Given instruction | Pick out each line containing the string "Adjusted".

— START OF Dataset records —

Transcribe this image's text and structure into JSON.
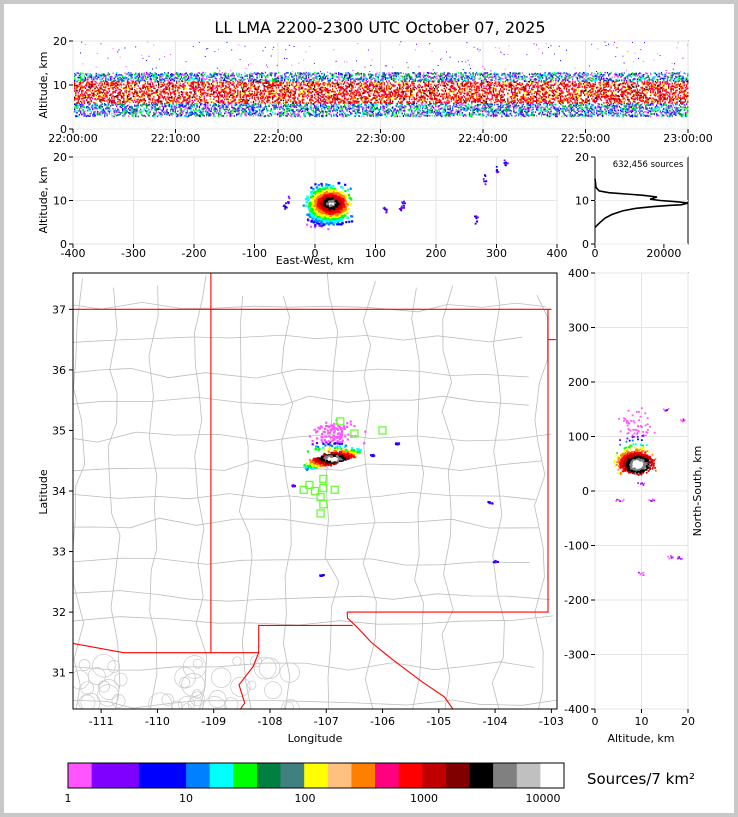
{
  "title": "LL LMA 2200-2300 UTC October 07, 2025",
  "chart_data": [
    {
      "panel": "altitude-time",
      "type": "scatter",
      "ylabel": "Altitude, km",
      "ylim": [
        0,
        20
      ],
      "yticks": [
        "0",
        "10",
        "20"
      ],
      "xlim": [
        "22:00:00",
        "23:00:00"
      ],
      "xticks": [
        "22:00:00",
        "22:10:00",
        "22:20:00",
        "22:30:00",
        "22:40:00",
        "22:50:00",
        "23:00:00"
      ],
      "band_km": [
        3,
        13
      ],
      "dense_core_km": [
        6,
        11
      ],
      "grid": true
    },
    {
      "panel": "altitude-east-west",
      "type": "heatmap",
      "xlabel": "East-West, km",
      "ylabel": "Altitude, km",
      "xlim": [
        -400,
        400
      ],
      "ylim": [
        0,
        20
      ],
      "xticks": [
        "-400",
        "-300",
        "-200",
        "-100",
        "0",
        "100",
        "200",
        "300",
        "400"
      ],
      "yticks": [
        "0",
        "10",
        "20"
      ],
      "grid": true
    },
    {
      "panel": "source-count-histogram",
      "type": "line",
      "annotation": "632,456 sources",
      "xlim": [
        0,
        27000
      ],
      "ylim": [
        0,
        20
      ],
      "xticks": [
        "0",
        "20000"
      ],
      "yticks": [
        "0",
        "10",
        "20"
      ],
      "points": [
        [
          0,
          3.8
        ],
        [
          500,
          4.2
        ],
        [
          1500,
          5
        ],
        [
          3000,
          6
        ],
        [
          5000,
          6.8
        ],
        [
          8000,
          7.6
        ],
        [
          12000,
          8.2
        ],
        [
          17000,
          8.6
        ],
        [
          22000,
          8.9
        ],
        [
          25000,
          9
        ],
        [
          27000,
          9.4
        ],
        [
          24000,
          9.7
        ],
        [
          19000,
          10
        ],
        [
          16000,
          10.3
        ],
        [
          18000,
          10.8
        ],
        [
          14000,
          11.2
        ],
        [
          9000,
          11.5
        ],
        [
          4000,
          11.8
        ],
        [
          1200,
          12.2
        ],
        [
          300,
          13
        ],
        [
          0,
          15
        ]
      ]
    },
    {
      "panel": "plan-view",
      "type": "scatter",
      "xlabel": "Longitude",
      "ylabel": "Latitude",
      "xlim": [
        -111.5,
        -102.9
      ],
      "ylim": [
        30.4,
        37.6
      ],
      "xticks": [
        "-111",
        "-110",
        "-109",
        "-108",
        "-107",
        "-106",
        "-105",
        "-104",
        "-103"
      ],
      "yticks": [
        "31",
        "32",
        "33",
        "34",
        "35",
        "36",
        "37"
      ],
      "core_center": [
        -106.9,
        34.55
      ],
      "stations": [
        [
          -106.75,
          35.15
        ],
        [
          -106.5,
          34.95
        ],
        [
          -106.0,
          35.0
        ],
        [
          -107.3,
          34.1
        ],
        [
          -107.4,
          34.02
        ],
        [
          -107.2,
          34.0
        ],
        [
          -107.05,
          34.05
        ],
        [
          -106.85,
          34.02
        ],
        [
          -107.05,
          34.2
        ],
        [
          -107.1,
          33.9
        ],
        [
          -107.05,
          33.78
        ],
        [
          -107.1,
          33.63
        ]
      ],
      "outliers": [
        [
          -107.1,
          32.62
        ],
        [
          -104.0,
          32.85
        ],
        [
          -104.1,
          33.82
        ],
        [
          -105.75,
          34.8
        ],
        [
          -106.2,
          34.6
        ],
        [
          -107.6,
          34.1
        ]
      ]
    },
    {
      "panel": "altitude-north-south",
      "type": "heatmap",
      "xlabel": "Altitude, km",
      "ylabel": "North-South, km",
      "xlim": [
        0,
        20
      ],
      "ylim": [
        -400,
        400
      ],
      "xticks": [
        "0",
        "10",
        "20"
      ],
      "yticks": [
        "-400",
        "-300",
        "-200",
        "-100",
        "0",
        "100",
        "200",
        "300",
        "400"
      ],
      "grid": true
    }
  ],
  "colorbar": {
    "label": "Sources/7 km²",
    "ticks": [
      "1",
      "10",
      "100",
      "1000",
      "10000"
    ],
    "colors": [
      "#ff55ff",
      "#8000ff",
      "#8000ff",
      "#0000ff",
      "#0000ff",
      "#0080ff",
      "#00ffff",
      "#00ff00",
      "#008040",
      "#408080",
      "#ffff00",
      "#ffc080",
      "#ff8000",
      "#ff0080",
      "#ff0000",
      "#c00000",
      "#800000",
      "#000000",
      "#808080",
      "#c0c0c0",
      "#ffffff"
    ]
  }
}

— END OF Dataset records —
— START OF Dataset records —

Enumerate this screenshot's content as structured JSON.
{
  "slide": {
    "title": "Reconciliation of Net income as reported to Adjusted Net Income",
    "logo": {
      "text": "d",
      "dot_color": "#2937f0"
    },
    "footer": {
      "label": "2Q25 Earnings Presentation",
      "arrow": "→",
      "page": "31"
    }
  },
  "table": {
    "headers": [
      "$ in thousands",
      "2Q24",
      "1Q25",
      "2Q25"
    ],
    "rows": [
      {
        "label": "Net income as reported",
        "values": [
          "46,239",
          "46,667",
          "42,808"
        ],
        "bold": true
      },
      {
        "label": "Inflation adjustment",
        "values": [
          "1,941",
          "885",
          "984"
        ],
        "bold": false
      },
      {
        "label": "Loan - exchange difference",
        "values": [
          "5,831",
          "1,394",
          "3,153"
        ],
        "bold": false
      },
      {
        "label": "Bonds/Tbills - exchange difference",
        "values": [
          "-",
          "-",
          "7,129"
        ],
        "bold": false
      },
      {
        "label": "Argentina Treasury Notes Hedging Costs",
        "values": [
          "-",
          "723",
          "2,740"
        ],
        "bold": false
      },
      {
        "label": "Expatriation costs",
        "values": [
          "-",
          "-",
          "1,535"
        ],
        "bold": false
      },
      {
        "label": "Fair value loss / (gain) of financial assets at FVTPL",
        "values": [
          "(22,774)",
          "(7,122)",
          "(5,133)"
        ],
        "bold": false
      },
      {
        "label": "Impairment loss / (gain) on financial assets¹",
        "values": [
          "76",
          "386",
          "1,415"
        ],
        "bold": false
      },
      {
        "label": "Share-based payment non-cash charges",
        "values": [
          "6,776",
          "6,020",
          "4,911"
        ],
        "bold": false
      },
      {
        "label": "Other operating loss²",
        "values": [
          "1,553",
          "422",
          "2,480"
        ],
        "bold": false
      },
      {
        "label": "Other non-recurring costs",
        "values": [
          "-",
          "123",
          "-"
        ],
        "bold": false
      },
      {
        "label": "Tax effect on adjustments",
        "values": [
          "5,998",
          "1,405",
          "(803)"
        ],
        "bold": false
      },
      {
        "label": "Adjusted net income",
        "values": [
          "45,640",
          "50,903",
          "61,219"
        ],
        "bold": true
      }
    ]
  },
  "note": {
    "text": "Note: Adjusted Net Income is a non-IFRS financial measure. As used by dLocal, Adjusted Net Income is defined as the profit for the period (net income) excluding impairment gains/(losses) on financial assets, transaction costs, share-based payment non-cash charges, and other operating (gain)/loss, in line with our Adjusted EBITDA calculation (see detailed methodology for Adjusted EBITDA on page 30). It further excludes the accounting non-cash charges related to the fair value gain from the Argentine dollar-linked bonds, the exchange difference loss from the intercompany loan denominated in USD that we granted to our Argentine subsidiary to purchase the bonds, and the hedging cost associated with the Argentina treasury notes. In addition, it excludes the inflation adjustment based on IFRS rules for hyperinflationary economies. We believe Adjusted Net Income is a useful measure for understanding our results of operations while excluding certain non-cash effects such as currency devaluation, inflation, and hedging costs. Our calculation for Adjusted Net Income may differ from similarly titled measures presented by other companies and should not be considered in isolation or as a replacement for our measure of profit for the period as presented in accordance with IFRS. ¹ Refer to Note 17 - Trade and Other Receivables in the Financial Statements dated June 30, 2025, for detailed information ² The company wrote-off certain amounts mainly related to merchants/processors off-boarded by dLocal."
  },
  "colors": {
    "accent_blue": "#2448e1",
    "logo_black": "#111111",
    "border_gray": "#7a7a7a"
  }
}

— END OF Dataset records —

Written response |
    "title": "Reconciliation of Net income as reported to Adjusted Net Income",
        "label": "Adjusted net income",
    "text": "Note: Adjusted Net Income is a non-IFRS financial measure. As used by dLocal, Adjusted Net Income is defined as the profit for the period (net income) excluding impairment gains/(losses) on financial assets, transaction costs, share-based payment non-cash charges, and other operating (gain)/loss, in line with our Adjusted EBITDA calculation (see detailed methodology for Adjusted EBITDA on page 30). It further excludes the accounting non-cash charges related to the fair value gain from the Argentine dollar-linked bonds, the exchange difference loss from the intercompany loan denominated in USD that we granted to our Argentine subsidiary to purchase the bonds, and the hedging cost associated with the Argentina treasury notes. In addition, it excludes the inflation adjustment based on IFRS rules for hyperinflationary economies. We believe Adjusted Net Income is a useful measure for understanding our results of operations while excluding certain non-cash effects such as currency devaluation, inflation, and hedging costs. Our calculation for Adjusted Net Income may differ from similarly titled measures presented by other companies and should not be considered in isolation or as a replacement for our measure of profit for the period as presented in accordance with IFRS. ¹ Refer to Note 17 - Trade and Other Receivables in the Financial Statements dated June 30, 2025, for detailed information ² The company wrote-off certain amounts mainly related to merchants/processors off-boarded by dLocal."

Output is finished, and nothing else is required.